| The problem |
Each line that holds the word "Međunarodni" should be returned.

Stored records:
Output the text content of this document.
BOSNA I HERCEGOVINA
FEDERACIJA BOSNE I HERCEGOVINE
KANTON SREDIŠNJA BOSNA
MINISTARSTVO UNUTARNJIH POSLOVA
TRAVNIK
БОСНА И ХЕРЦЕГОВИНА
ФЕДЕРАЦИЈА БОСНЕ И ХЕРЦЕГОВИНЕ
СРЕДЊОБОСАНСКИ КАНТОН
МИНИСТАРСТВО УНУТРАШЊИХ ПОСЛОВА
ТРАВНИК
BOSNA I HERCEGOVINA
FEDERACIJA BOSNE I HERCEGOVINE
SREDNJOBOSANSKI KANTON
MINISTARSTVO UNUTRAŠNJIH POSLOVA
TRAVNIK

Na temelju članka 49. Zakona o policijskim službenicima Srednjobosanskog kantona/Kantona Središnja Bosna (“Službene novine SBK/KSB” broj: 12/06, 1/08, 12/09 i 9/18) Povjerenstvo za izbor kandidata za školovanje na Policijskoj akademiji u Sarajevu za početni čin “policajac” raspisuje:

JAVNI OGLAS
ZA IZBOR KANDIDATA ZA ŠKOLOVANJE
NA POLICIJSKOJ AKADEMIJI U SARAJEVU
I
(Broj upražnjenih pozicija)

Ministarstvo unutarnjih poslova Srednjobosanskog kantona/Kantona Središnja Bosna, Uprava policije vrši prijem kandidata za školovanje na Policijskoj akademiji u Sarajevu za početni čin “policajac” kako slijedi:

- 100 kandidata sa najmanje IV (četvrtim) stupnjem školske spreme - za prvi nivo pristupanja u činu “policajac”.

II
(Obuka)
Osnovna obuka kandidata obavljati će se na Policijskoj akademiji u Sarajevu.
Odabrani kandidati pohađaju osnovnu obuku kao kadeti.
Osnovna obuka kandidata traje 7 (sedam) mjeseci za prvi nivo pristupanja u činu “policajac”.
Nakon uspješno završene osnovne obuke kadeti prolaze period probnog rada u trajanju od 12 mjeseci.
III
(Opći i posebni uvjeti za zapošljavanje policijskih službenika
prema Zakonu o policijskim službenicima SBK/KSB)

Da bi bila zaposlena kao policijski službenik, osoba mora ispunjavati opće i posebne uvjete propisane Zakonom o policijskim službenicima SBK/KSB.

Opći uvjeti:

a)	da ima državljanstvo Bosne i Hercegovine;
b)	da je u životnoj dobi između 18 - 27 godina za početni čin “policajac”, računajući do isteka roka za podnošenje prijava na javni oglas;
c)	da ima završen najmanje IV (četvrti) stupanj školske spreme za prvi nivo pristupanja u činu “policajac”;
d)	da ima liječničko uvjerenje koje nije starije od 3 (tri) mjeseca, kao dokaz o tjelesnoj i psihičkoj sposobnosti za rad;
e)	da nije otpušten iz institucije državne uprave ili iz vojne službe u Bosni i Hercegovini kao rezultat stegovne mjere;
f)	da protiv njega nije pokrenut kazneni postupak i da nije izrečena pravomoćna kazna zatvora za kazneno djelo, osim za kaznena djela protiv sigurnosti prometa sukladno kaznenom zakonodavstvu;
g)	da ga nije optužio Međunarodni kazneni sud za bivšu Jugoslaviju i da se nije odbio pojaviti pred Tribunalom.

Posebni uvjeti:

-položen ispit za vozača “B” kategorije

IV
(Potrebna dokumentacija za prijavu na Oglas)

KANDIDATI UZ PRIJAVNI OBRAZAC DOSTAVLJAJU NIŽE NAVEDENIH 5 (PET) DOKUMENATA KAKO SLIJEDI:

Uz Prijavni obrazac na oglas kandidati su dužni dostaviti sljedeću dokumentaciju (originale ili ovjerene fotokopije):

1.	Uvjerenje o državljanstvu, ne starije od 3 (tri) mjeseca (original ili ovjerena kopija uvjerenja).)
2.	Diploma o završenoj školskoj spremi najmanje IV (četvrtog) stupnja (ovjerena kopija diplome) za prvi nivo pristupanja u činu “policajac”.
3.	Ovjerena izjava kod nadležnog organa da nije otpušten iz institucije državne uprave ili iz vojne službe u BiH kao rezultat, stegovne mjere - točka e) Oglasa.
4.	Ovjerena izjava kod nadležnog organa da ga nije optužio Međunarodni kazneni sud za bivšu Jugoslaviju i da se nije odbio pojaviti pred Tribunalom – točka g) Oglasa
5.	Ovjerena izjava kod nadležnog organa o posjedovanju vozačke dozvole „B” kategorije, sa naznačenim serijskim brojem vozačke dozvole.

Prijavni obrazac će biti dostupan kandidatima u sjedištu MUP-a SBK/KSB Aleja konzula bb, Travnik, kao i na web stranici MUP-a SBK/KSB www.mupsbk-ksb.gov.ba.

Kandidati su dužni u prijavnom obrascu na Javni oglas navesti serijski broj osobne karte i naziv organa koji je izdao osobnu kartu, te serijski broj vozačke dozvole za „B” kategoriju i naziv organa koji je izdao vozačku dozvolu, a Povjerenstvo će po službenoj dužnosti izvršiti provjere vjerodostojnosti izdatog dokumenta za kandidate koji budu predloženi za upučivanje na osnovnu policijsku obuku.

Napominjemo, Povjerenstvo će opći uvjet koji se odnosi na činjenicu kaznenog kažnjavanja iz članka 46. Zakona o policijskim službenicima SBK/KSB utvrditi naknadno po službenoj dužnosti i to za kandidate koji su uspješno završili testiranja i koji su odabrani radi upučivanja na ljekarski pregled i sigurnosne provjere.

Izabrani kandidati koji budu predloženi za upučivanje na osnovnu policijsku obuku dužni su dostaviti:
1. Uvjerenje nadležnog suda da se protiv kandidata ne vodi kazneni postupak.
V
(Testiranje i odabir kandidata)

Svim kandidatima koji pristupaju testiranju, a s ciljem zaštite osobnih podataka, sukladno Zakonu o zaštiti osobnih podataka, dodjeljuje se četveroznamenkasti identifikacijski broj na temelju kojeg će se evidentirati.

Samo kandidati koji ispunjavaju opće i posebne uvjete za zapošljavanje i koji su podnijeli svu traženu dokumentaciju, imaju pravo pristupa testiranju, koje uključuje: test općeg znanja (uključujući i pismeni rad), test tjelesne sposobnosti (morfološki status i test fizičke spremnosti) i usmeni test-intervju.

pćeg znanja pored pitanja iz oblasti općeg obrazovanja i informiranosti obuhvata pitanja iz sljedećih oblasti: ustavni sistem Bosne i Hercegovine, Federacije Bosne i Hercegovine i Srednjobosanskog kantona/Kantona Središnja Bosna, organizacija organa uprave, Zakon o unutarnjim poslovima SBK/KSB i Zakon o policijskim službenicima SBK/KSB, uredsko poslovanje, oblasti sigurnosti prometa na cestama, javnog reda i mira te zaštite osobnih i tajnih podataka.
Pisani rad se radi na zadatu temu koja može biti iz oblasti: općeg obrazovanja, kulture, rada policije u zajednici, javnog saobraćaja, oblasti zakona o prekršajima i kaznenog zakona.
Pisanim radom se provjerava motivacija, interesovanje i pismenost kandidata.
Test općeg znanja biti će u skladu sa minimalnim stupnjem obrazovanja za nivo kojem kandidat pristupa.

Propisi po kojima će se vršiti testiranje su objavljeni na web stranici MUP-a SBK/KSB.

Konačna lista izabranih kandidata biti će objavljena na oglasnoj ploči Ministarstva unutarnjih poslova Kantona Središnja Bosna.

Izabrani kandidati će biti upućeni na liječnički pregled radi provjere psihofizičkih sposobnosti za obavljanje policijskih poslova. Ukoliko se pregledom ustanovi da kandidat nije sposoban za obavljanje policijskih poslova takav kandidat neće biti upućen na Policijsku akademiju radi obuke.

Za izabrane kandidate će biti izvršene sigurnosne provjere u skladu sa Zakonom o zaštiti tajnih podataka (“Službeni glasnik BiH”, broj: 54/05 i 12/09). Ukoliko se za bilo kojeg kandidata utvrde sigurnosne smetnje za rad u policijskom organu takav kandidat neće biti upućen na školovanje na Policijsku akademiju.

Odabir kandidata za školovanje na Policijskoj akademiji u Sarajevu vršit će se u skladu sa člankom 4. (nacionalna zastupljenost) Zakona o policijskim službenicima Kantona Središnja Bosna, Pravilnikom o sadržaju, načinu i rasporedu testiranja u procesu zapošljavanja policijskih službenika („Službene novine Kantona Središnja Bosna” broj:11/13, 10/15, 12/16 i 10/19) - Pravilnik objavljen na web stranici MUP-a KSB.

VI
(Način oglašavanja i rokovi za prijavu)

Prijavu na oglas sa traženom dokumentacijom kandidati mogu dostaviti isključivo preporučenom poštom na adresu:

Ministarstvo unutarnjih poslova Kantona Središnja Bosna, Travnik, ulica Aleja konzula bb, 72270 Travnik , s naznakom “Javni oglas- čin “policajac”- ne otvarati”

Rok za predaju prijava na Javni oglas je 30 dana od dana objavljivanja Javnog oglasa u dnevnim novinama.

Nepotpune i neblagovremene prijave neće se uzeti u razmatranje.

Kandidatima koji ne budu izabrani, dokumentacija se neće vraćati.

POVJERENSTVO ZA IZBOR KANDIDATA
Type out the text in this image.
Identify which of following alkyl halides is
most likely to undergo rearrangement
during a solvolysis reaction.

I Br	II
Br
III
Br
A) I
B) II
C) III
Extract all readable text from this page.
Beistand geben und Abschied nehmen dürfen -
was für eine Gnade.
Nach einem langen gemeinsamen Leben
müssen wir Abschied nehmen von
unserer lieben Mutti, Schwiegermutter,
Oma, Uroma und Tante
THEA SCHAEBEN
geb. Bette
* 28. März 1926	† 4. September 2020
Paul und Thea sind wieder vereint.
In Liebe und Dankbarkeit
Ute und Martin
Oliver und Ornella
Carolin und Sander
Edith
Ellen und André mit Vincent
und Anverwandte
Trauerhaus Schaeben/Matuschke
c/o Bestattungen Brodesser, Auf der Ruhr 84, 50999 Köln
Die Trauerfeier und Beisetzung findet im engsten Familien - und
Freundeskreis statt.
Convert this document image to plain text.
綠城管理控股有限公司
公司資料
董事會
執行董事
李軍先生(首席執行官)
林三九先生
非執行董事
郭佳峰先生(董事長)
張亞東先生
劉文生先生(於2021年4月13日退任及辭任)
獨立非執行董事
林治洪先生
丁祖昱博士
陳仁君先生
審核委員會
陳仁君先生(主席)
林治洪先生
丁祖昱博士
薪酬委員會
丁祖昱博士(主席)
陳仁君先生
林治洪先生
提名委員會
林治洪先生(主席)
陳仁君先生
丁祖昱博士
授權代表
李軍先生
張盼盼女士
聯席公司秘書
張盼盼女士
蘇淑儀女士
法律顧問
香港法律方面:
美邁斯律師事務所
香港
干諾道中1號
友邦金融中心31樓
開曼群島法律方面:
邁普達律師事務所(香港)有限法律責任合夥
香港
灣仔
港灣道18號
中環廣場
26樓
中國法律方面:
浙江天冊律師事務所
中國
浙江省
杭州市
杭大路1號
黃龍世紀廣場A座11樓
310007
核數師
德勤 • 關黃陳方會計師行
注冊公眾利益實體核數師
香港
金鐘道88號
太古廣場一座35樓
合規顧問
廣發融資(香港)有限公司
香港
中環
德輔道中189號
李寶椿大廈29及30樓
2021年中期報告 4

| Solution |
g)	da ga nije optužio Međunarodni kazneni sud za bivšu Jugoslaviju i da se nije odbio pojaviti pred Tribunalom.
4.	Ovjerena izjava kod nadležnog organa da ga nije optužio Međunarodni kazneni sud za bivšu Jugoslaviju i da se nije odbio pojaviti pred Tribunalom – točka g) Oglasa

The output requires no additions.